* Records supplied
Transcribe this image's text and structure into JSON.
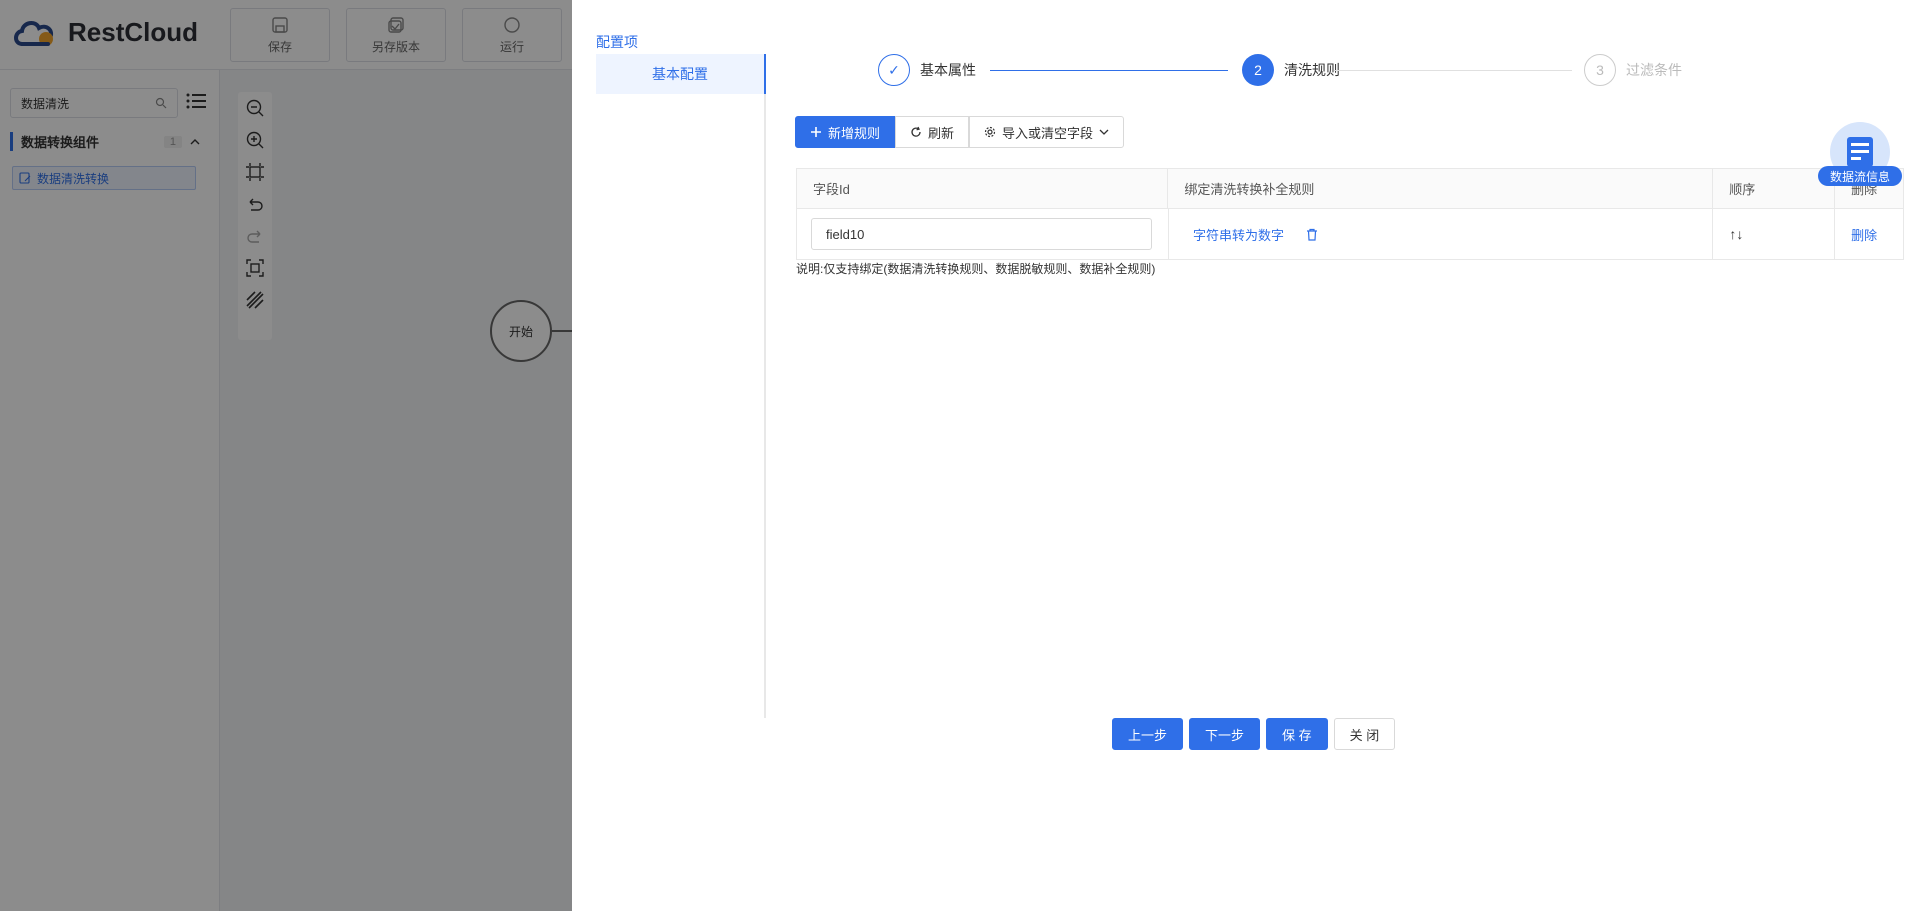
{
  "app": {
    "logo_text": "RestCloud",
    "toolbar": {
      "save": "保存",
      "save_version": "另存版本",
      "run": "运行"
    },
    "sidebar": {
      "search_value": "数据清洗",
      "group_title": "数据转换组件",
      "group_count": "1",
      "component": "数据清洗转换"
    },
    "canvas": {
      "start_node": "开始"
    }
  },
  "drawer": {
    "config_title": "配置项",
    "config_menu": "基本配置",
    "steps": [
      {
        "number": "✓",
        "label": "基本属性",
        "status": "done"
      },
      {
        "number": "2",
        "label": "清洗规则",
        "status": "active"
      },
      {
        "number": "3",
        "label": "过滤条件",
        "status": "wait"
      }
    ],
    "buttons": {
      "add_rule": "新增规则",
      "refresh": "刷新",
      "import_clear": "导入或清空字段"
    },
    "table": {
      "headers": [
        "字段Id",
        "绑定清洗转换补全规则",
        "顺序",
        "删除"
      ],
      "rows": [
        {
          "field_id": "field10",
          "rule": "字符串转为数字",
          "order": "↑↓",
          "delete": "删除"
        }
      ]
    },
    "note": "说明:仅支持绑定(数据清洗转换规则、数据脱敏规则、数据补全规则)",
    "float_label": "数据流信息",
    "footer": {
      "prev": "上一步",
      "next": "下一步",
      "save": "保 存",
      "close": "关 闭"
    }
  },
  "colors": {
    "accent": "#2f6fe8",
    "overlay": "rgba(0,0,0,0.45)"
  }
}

* Problem
Set down the material exactly, every line of it, except for the pictures.

* Completed exercise
Transcribe this image's text and structure into JSON.
{
  "app": {
    "logo_text": "RestCloud",
    "toolbar": {
      "save": "保存",
      "save_version": "另存版本",
      "run": "运行"
    },
    "sidebar": {
      "search_value": "数据清洗",
      "group_title": "数据转换组件",
      "group_count": "1",
      "component": "数据清洗转换"
    },
    "canvas": {
      "start_node": "开始"
    }
  },
  "drawer": {
    "config_title": "配置项",
    "config_menu": "基本配置",
    "steps": [
      {
        "number": "✓",
        "label": "基本属性",
        "status": "done"
      },
      {
        "number": "2",
        "label": "清洗规则",
        "status": "active"
      },
      {
        "number": "3",
        "label": "过滤条件",
        "status": "wait"
      }
    ],
    "buttons": {
      "add_rule": "新增规则",
      "refresh": "刷新",
      "import_clear": "导入或清空字段"
    },
    "table": {
      "headers": [
        "字段Id",
        "绑定清洗转换补全规则",
        "顺序",
        "删除"
      ],
      "rows": [
        {
          "field_id": "field10",
          "rule": "字符串转为数字",
          "order": "↑↓",
          "delete": "删除"
        }
      ]
    },
    "note": "说明:仅支持绑定(数据清洗转换规则、数据脱敏规则、数据补全规则)",
    "float_label": "数据流信息",
    "footer": {
      "prev": "上一步",
      "next": "下一步",
      "save": "保 存",
      "close": "关 闭"
    }
  },
  "colors": {
    "accent": "#2f6fe8",
    "overlay": "rgba(0,0,0,0.45)"
  }
}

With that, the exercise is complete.